REQUEST:
Set the following entries down again exactly, line by line.

PROVIDED ENTRIES:
____
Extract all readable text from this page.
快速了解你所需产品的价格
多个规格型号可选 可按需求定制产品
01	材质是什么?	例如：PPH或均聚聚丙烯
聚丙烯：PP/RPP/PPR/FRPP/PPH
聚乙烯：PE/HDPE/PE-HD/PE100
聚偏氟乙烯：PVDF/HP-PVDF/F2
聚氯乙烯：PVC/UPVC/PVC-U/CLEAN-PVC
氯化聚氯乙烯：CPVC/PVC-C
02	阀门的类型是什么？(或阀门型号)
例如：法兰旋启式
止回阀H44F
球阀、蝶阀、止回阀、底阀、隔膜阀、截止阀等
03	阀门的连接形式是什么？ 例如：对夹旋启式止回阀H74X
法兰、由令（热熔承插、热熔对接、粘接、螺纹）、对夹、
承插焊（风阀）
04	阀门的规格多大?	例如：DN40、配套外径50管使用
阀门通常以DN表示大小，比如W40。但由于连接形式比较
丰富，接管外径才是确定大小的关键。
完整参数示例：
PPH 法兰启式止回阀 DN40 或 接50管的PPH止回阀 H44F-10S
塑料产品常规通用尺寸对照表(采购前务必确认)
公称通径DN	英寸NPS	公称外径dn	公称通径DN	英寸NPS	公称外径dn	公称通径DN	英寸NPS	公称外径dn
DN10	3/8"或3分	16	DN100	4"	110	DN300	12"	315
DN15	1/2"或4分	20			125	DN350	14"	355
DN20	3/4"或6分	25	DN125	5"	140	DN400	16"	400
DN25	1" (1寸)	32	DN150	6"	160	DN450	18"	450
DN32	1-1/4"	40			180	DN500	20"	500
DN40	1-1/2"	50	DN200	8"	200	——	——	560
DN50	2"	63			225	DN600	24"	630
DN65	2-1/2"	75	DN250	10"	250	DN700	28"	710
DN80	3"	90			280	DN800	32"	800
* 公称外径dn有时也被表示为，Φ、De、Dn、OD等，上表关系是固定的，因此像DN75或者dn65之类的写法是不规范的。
____
EXPECTED OUTPUT:
Extract all readable text from this page.
快速了解你所需产品的价格
多个规格型号可选 可按需求定制产品
01	材质是什么?	例如：PPH或均聚聚丙烯
聚丙烯：PP/RPP/PPR/FRPP/PPH
聚乙烯：PE/HDPE/PE-HD/PE100
聚偏氟乙烯：PVDF/HP-PVDF/F2
聚氯乙烯：PVC/UPVC/PVC-U/CLEAN-PVC
氯化聚氯乙烯：CPVC/PVC-C
02	阀门的类型是什么？(或阀门型号)
例如：法兰旋启式
止回阀H44F
球阀、蝶阀、止回阀、底阀、隔膜阀、截止阀等
03	阀门的连接形式是什么？ 例如：对夹旋启式止回阀H74X
法兰、由令（热熔承插、热熔对接、粘接、螺纹）、对夹、
承插焊（风阀）
04	阀门的规格多大?	例如：DN40、配套外径50管使用
阀门通常以DN表示大小，比如W40。但由于连接形式比较
丰富，接管外径才是确定大小的关键。
完整参数示例：
PPH 法兰启式止回阀 DN40 或 接50管的PPH止回阀 H44F-10S
塑料产品常规通用尺寸对照表(采购前务必确认)
公称通径DN	英寸NPS	公称外径dn	公称通径DN	英寸NPS	公称外径dn	公称通径DN	英寸NPS	公称外径dn
DN10	3/8"或3分	16	DN100	4"	110	DN300	12"	315
DN15	1/2"或4分	20			125	DN350	14"	355
DN20	3/4"或6分	25	DN125	5"	140	DN400	16"	400
DN25	1" (1寸)	32	DN150	6"	160	DN450	18"	450
DN32	1-1/4"	40			180	DN500	20"	500
DN40	1-1/2"	50	DN200	8"	200	——	——	560
DN50	2"	63			225	DN600	24"	630
DN65	2-1/2"	75	DN250	10"	250	DN700	28"	710
DN80	3"	90			280	DN800	32"	800
* 公称外径dn有时也被表示为，Φ、De、Dn、OD等，上表关系是固定的，因此像DN75或者dn65之类的写法是不规范的。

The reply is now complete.